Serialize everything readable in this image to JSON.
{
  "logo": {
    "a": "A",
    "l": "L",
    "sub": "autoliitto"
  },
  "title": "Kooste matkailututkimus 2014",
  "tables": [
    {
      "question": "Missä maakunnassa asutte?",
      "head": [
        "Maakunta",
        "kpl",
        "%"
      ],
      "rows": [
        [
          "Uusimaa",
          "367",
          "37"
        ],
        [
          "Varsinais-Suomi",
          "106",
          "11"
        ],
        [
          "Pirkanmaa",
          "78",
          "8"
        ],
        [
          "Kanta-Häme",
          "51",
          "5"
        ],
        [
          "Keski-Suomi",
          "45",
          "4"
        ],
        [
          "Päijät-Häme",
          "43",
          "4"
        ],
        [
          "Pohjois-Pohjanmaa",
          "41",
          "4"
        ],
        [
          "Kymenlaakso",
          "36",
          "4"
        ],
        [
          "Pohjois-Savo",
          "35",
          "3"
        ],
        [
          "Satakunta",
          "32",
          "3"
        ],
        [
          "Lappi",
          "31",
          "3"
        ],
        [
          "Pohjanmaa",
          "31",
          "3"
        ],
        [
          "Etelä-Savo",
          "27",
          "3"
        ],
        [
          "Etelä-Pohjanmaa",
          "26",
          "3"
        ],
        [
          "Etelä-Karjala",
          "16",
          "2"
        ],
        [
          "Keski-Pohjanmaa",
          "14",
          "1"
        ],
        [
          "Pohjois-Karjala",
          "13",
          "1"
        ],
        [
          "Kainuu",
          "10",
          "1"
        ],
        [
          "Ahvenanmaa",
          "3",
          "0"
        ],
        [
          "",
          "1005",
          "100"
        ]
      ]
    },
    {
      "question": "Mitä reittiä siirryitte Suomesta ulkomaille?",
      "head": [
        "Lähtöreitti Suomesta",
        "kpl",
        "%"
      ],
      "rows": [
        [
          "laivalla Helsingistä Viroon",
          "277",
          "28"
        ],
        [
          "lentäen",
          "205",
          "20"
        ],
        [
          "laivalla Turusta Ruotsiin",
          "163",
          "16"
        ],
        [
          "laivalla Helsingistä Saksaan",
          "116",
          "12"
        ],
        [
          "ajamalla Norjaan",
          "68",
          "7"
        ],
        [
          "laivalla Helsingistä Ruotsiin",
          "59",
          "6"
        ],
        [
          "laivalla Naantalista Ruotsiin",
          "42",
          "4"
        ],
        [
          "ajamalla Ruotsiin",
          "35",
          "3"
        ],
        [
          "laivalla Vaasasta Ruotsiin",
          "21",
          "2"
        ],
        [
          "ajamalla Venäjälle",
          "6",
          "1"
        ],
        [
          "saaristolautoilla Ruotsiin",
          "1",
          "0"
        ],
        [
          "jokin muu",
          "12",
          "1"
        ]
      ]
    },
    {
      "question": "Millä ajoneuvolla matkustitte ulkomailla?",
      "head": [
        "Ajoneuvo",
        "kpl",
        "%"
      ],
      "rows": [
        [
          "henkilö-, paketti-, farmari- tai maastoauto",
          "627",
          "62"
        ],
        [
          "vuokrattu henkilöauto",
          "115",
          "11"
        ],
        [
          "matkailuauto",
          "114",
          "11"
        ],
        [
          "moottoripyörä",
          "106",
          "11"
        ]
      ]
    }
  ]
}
--
§ GOAL: Reproduce every record, matching each line exactly.

§ IN RESPONSE:
Serialize everything readable in this image to JSON.
{
  "logo": {
    "a": "A",
    "l": "L",
    "sub": "autoliitto"
  },
  "title": "Kooste matkailututkimus 2014",
  "tables": [
    {
      "question": "Missä maakunnassa asutte?",
      "head": [
        "Maakunta",
        "kpl",
        "%"
      ],
      "rows": [
        [
          "Uusimaa",
          "367",
          "37"
        ],
        [
          "Varsinais-Suomi",
          "106",
          "11"
        ],
        [
          "Pirkanmaa",
          "78",
          "8"
        ],
        [
          "Kanta-Häme",
          "51",
          "5"
        ],
        [
          "Keski-Suomi",
          "45",
          "4"
        ],
        [
          "Päijät-Häme",
          "43",
          "4"
        ],
        [
          "Pohjois-Pohjanmaa",
          "41",
          "4"
        ],
        [
          "Kymenlaakso",
          "36",
          "4"
        ],
        [
          "Pohjois-Savo",
          "35",
          "3"
        ],
        [
          "Satakunta",
          "32",
          "3"
        ],
        [
          "Lappi",
          "31",
          "3"
        ],
        [
          "Pohjanmaa",
          "31",
          "3"
        ],
        [
          "Etelä-Savo",
          "27",
          "3"
        ],
        [
          "Etelä-Pohjanmaa",
          "26",
          "3"
        ],
        [
          "Etelä-Karjala",
          "16",
          "2"
        ],
        [
          "Keski-Pohjanmaa",
          "14",
          "1"
        ],
        [
          "Pohjois-Karjala",
          "13",
          "1"
        ],
        [
          "Kainuu",
          "10",
          "1"
        ],
        [
          "Ahvenanmaa",
          "3",
          "0"
        ],
        [
          "",
          "1005",
          "100"
        ]
      ]
    },
    {
      "question": "Mitä reittiä siirryitte Suomesta ulkomaille?",
      "head": [
        "Lähtöreitti Suomesta",
        "kpl",
        "%"
      ],
      "rows": [
        [
          "laivalla Helsingistä Viroon",
          "277",
          "28"
        ],
        [
          "lentäen",
          "205",
          "20"
        ],
        [
          "laivalla Turusta Ruotsiin",
          "163",
          "16"
        ],
        [
          "laivalla Helsingistä Saksaan",
          "116",
          "12"
        ],
        [
          "ajamalla Norjaan",
          "68",
          "7"
        ],
        [
          "laivalla Helsingistä Ruotsiin",
          "59",
          "6"
        ],
        [
          "laivalla Naantalista Ruotsiin",
          "42",
          "4"
        ],
        [
          "ajamalla Ruotsiin",
          "35",
          "3"
        ],
        [
          "laivalla Vaasasta Ruotsiin",
          "21",
          "2"
        ],
        [
          "ajamalla Venäjälle",
          "6",
          "1"
        ],
        [
          "saaristolautoilla Ruotsiin",
          "1",
          "0"
        ],
        [
          "jokin muu",
          "12",
          "1"
        ]
      ]
    },
    {
      "question": "Millä ajoneuvolla matkustitte ulkomailla?",
      "head": [
        "Ajoneuvo",
        "kpl",
        "%"
      ],
      "rows": [
        [
          "henkilö-, paketti-, farmari- tai maastoauto",
          "627",
          "62"
        ],
        [
          "vuokrattu henkilöauto",
          "115",
          "11"
        ],
        [
          "matkailuauto",
          "114",
          "11"
        ],
        [
          "moottoripyörä",
          "106",
          "11"
        ]
      ]
    }
  ]
}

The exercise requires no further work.